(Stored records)
------------

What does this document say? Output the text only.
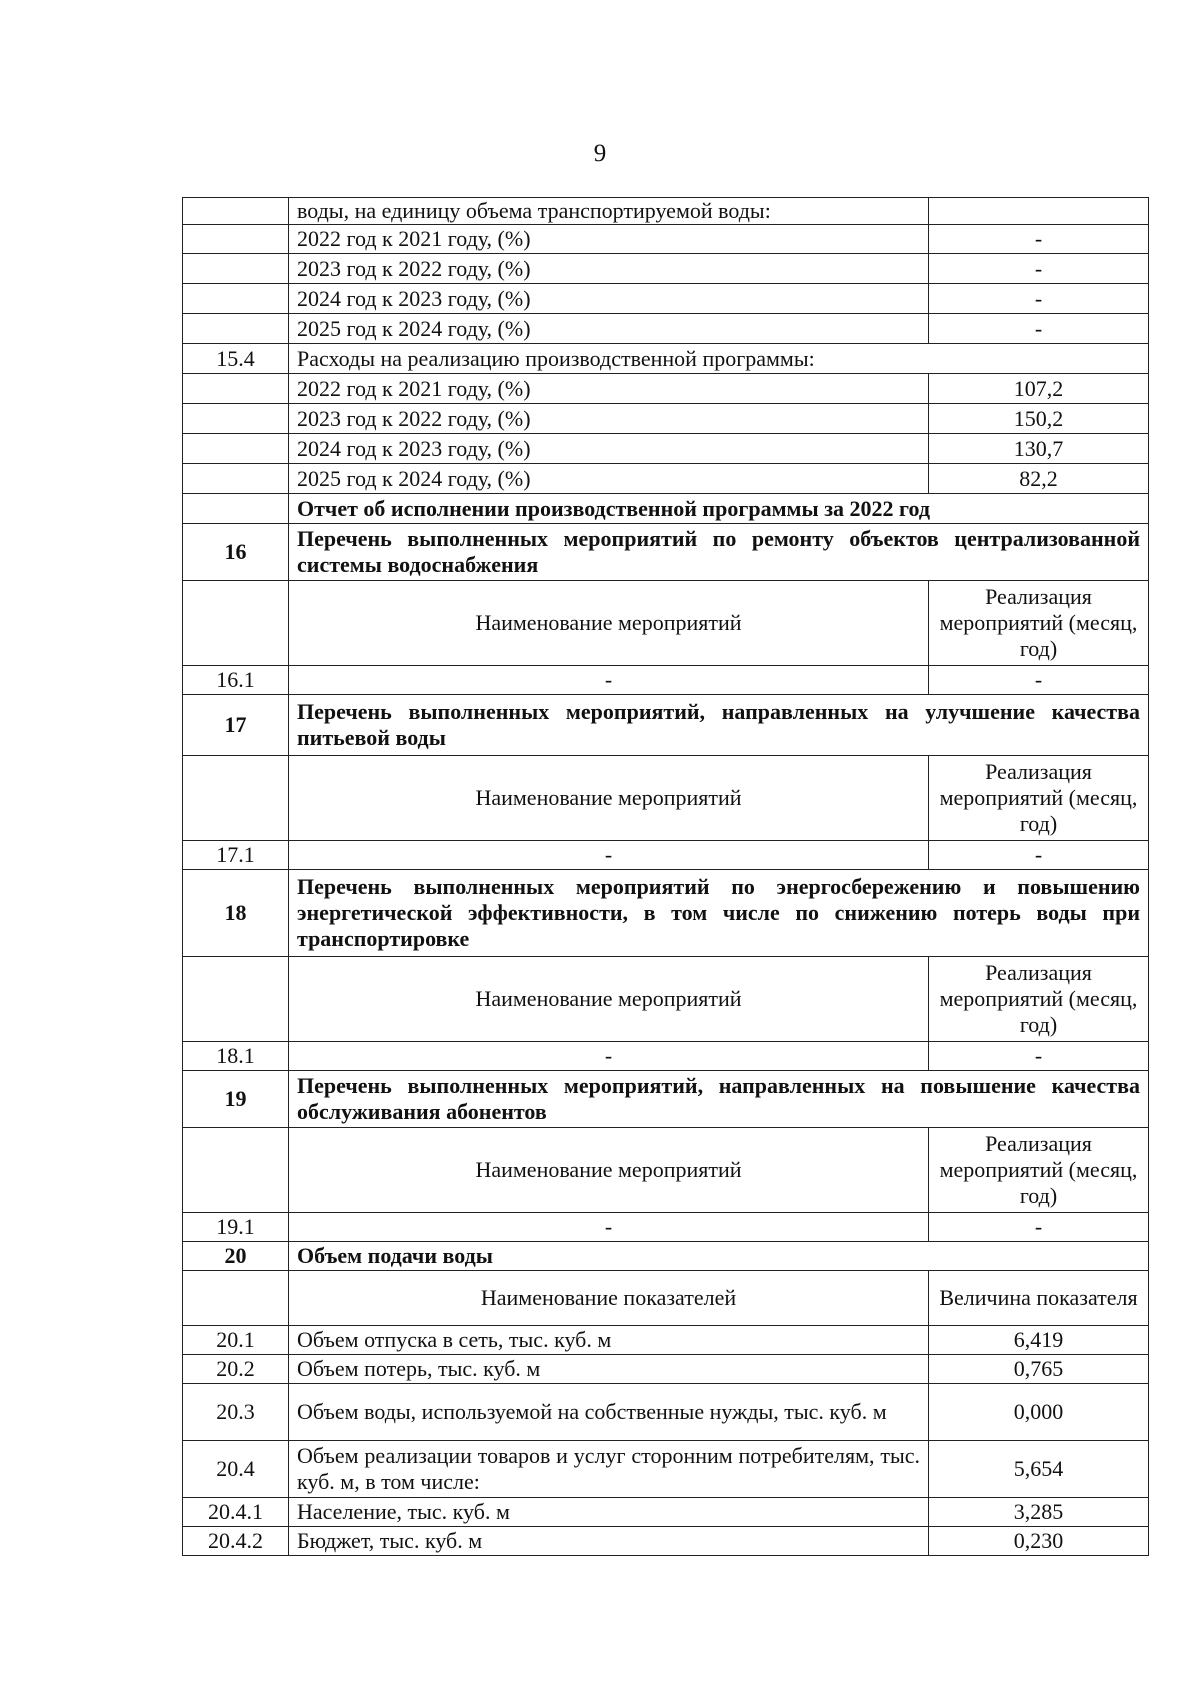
9
	воды, на единицу объема транспортируемой воды:	
	2022 год к 2021 году, (%)	-
	2023 год к 2022 году, (%)	-
	2024 год к 2023 году, (%)	-
	2025 год к 2024 году, (%)	-
15.4	Расходы на реализацию производственной программы:	
	2022 год к 2021 году, (%)	107,2
	2023 год к 2022 году, (%)	150,2
	2024 год к 2023 году, (%)	130,7
	2025 год к 2024 году, (%)	82,2
	Отчет об исполнении производственной программы за 2022 год	
16	Перечень выполненных мероприятий по ремонту объектов централизованной системы водоснабжения	
	Наименование мероприятий	Реализация мероприятий (месяц, год)
16.1	-	-
17	Перечень выполненных мероприятий, направленных на улучшение качества питьевой воды	
	Наименование мероприятий	Реализация мероприятий (месяц, год)
17.1	-	-
18	Перечень выполненных мероприятий по энергосбережению и повышению энергетической эффективности, в том числе по снижению потерь воды при транспортировке	
	Наименование мероприятий	Реализация мероприятий (месяц, год)
18.1	-	-
19	Перечень выполненных мероприятий, направленных на повышение качества обслуживания абонентов	
	Наименование мероприятий	Реализация мероприятий (месяц, год)
19.1	-	-
20	Объем подачи воды	
	Наименование показателей	Величина показателя
20.1	Объем отпуска в сеть, тыс. куб. м	6,419
20.2	Объем потерь, тыс. куб. м	0,765
20.3	Объем воды, используемой на собственные нужды, тыс. куб. м	0,000
20.4	Объем реализации товаров и услуг сторонним потребителям, тыс. куб. м, в том числе:	5,654
20.4.1	Население, тыс. куб. м	3,285
20.4.2	Бюджет, тыс. куб. м	0,230
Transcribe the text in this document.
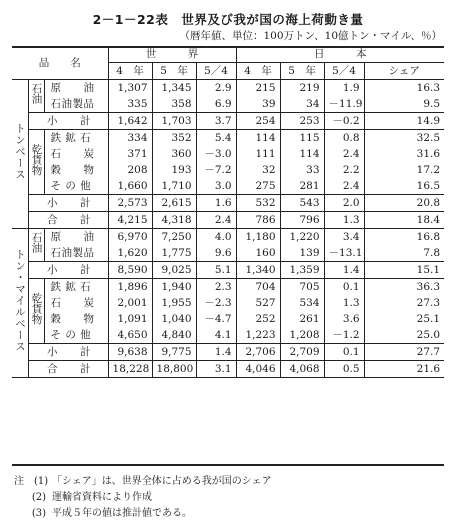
2－1－22表　世界及び我が国の海上荷動き量
（暦年値、単位：100万トン、10億トン・マイル、％）
品　　名			世　　　界			日　　　本			
			4　年	5　年	5／4	4　年	5　年	5／4	シェア
トンベース	石油	原　　油	1,307	1,345	2.9	215	219	1.9	16.3
		石油製品	335	358	6.9	39	34	－11.9	9.5
	小　　計		1,642	1,703	3.7	254	253	－0.2	14.9
	乾貨物	鉄 鉱 石	334	352	5.4	114	115	0.8	32.5
		石　　炭	371	360	－3.0	111	114	2.4	31.6
		穀　　物	208	193	－7.2	32	33	2.2	17.2
		そ の 他	1,660	1,710	3.0	275	281	2.4	16.5
	小　　計		2,573	2,615	1.6	532	543	2.0	20.8
	合　　計		4,215	4,318	2.4	786	796	1.3	18.4
トン・マイルベース	石油	原　　油	6,970	7,250	4.0	1,180	1,220	3.4	16.8
		石油製品	1,620	1,775	9.6	160	139	－13.1	7.8
	小　　計		8,590	9,025	5.1	1,340	1,359	1.4	15.1
	乾貨物	鉄 鉱 石	1,896	1,940	2.3	704	705	0.1	36.3
		石　　炭	2,001	1,955	－2.3	527	534	1.3	27.3
		穀　　物	1,091	1,040	－4.7	252	261	3.6	25.1
		そ の 他	4,650	4,840	4.1	1,223	1,208	－1.2	25.0
	小　　計		9,638	9,775	1.4	2,706	2,709	0.1	27.7
	合　　計		18,228	18,800	3.1	4,046	4,068	0.5	21.6
注　(1) 「シェア」は、世界全体に占める我が国のシェア
(2) 運輸省資料により作成
(3) 平成５年の値は推計値である。
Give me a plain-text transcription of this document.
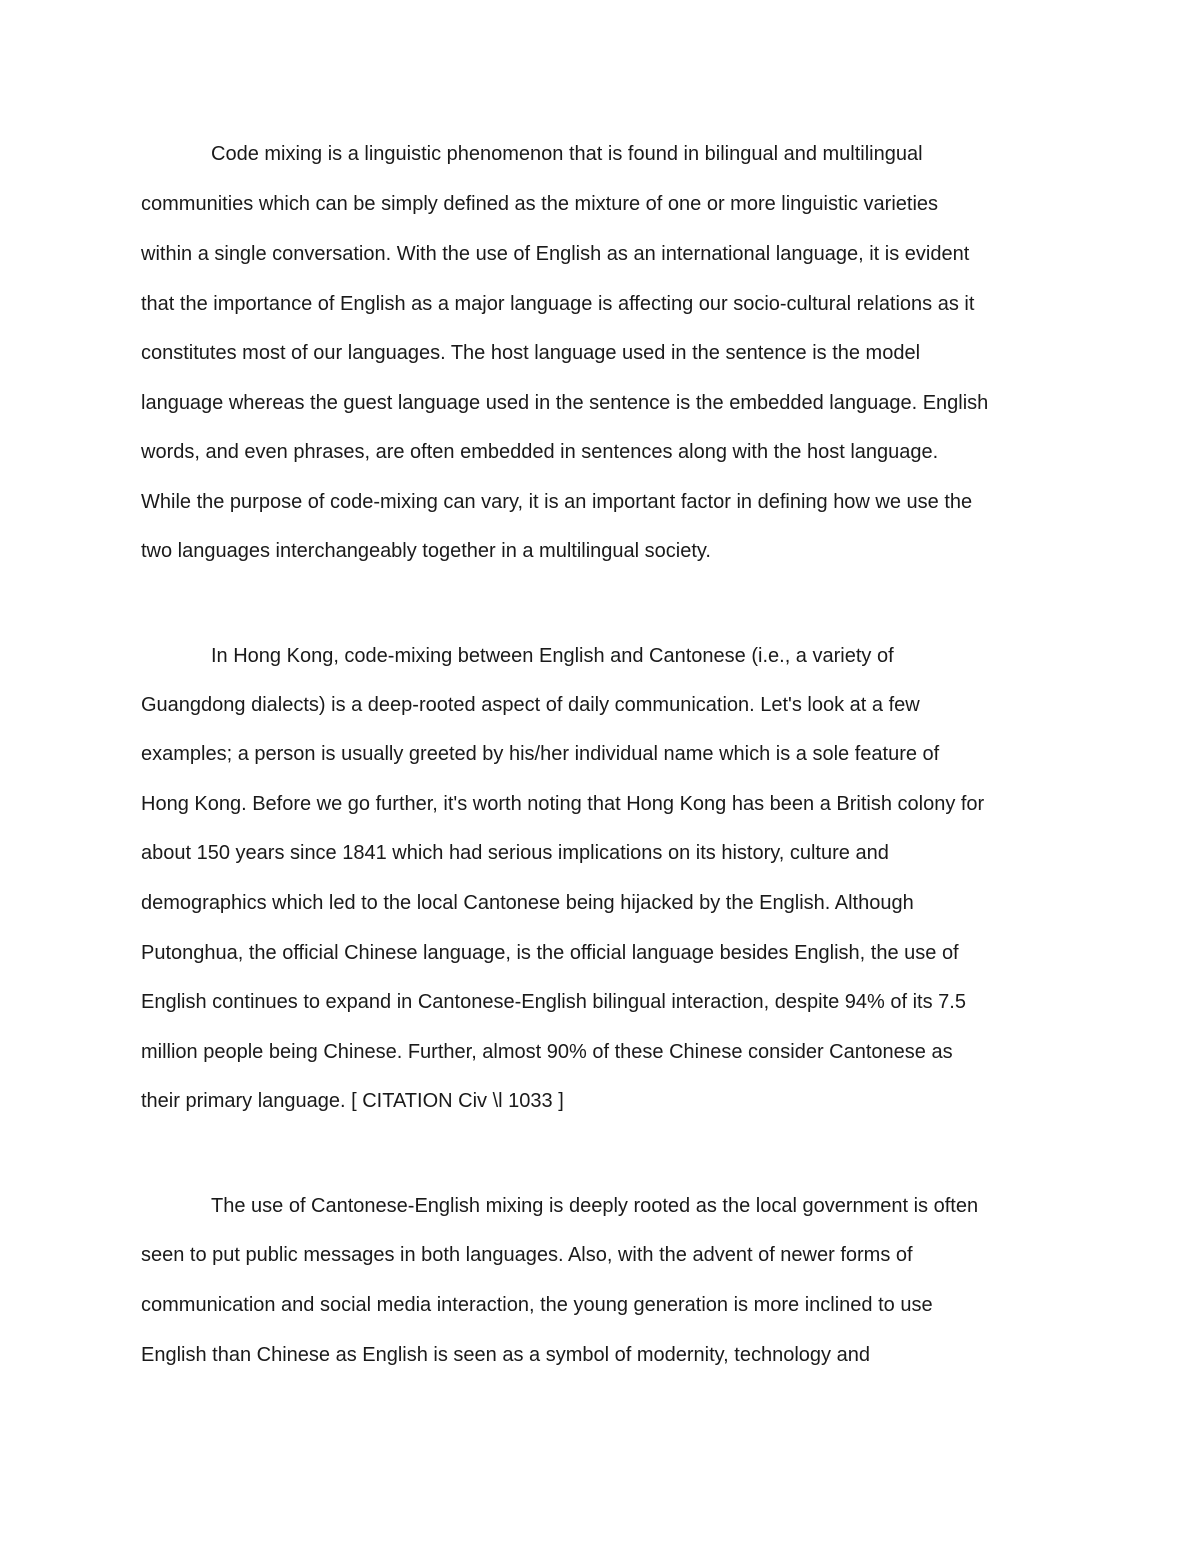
Code mixing is a linguistic phenomenon that is found in bilingual and multilingual
communities which can be simply defined as the mixture of one or more linguistic varieties
within a single conversation. With the use of English as an international language, it is evident
that the importance of English as a major language is affecting our socio-cultural relations as it
constitutes most of our languages. The host language used in the sentence is the model
language whereas the guest language used in the sentence is the embedded language. English
words, and even phrases, are often embedded in sentences along with the host language.
While the purpose of code-mixing can vary, it is an important factor in defining how we use the
two languages interchangeably together in a multilingual society.
In Hong Kong, code-mixing between English and Cantonese (i.e., a variety of
Guangdong dialects) is a deep-rooted aspect of daily communication. Let's look at a few
examples; a person is usually greeted by his/her individual name which is a sole feature of
Hong Kong. Before we go further, it's worth noting that Hong Kong has been a British colony for
about 150 years since 1841 which had serious implications on its history, culture and
demographics which led to the local Cantonese being hijacked by the English. Although
Putonghua, the official Chinese language, is the official language besides English, the use of
English continues to expand in Cantonese-English bilingual interaction, despite 94% of its 7.5
million people being Chinese. Further, almost 90% of these Chinese consider Cantonese as
their primary language. [ CITATION Civ \l 1033 ]
The use of Cantonese-English mixing is deeply rooted as the local government is often
seen to put public messages in both languages. Also, with the advent of newer forms of
communication and social media interaction, the young generation is more inclined to use
English than Chinese as English is seen as a symbol of modernity, technology and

------------

From the entries, copy out each line containing the word "used".

constitutes most of our languages. The host language used in the sentence is the model
language whereas the guest language used in the sentence is the embedded language. English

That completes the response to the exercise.